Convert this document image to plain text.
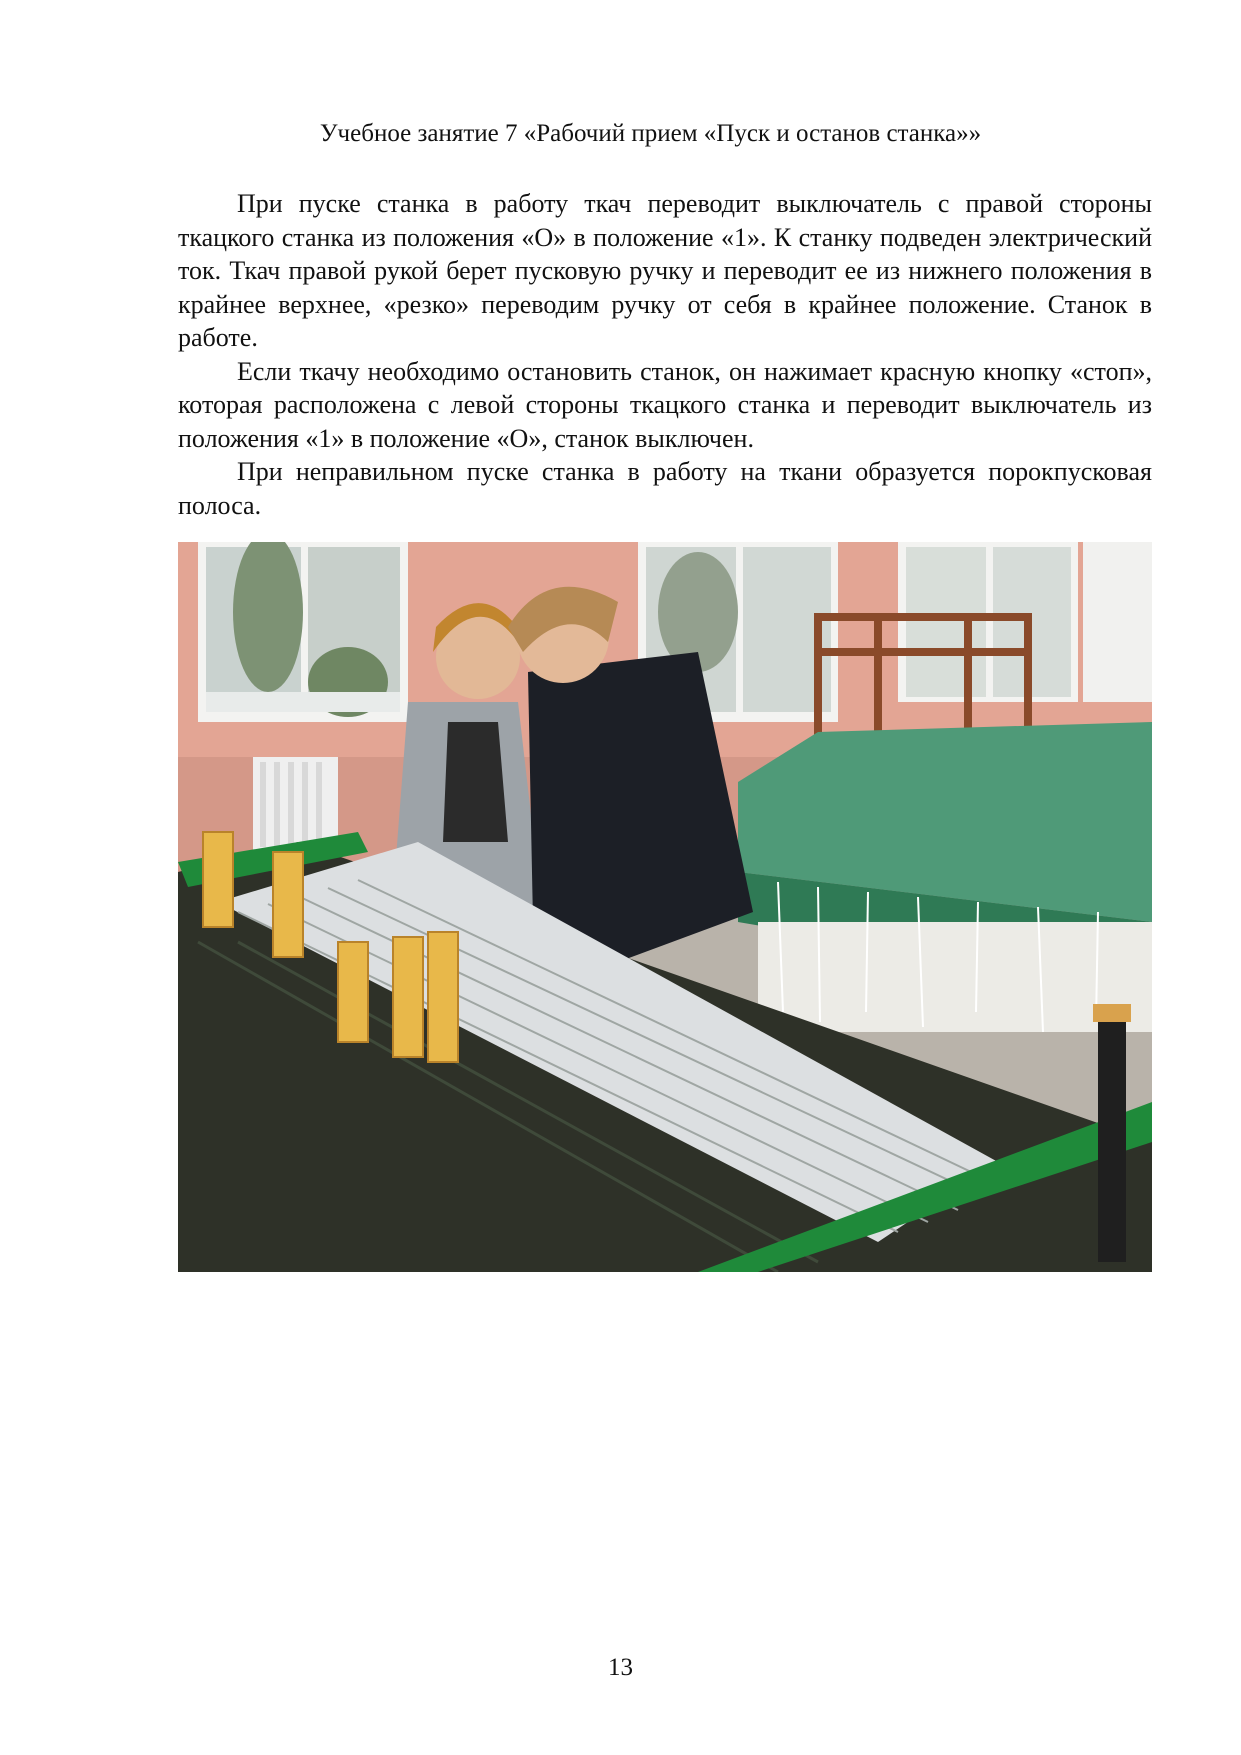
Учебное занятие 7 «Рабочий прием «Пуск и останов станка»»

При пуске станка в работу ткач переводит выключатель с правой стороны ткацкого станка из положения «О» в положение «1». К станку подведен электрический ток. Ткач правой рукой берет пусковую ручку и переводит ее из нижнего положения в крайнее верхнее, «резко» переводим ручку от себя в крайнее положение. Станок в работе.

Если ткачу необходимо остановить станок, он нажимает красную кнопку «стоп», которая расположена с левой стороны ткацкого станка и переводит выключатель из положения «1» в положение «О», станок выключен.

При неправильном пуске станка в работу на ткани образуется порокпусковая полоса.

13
----------------------------------------
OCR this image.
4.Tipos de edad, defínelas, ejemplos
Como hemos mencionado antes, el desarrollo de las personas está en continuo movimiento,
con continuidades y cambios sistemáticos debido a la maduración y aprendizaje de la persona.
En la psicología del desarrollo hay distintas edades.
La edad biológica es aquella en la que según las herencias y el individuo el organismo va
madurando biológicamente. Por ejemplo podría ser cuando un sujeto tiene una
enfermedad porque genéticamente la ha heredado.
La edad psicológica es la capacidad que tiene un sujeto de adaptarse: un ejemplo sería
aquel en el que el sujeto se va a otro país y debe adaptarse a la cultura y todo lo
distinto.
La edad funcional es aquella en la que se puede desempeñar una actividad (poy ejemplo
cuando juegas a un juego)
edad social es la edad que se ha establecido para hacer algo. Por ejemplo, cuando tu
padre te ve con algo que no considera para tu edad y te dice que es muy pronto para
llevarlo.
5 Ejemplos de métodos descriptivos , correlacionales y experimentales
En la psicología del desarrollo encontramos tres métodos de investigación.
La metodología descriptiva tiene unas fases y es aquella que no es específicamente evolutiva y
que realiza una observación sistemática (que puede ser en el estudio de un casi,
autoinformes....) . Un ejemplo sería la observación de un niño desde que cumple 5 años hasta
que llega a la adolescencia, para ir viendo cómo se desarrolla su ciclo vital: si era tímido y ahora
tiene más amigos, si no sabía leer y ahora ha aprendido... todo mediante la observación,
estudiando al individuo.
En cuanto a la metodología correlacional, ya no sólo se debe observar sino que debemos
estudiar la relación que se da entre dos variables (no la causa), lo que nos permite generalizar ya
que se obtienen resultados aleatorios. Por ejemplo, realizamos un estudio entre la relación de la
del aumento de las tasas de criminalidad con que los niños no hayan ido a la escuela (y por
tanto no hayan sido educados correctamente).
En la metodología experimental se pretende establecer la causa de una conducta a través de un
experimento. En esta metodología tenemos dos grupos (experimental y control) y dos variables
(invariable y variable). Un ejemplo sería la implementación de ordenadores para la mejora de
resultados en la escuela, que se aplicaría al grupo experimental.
----------------------------------------
Take each line of the material that contains the word "relación" and list it.

estudiar la relación que se da entre dos variables (no la causa), lo que nos permite generalizar ya
que se obtienen resultados aleatorios. Por ejemplo, realizamos un estudio entre la relación de la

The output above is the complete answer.